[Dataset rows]
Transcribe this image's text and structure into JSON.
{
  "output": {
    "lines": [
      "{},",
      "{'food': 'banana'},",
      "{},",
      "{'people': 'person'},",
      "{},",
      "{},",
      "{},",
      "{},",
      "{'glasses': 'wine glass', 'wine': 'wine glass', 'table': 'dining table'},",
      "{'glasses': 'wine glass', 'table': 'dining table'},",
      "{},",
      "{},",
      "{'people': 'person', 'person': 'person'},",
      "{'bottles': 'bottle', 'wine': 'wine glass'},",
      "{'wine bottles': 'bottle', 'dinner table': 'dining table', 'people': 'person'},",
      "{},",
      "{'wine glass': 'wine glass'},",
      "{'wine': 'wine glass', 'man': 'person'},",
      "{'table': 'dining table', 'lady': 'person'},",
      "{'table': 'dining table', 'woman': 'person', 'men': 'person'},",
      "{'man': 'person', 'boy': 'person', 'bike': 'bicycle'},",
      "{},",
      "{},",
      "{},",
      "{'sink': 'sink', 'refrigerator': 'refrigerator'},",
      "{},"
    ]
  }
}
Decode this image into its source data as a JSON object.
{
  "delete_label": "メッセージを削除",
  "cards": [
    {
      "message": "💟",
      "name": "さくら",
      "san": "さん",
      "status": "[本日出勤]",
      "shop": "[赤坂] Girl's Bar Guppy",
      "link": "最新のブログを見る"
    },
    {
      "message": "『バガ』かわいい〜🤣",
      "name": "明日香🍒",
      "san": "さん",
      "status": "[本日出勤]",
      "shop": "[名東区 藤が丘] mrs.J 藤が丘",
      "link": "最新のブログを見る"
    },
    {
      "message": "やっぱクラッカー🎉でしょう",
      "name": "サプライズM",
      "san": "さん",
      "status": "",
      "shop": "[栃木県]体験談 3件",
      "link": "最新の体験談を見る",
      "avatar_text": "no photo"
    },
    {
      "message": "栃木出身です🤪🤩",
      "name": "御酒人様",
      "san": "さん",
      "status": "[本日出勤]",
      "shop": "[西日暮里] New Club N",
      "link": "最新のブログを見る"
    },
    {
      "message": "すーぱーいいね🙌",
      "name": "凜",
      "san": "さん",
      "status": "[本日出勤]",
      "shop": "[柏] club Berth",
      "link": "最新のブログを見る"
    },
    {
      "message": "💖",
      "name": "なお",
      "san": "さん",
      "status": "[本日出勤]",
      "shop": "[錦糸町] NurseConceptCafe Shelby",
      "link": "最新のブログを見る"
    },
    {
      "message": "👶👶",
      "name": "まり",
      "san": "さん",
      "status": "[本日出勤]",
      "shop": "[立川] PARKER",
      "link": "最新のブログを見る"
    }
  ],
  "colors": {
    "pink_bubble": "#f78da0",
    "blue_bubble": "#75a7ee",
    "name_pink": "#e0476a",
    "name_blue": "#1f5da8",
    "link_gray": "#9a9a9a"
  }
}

Task requirements: Return every line in the listing that contains the word "bottle".

Written answer:
      "{'bottles': 'bottle', 'wine': 'wine glass'},",
      "{'wine bottles': 'bottle', 'dinner table': 'dining table', 'people': 'person'},",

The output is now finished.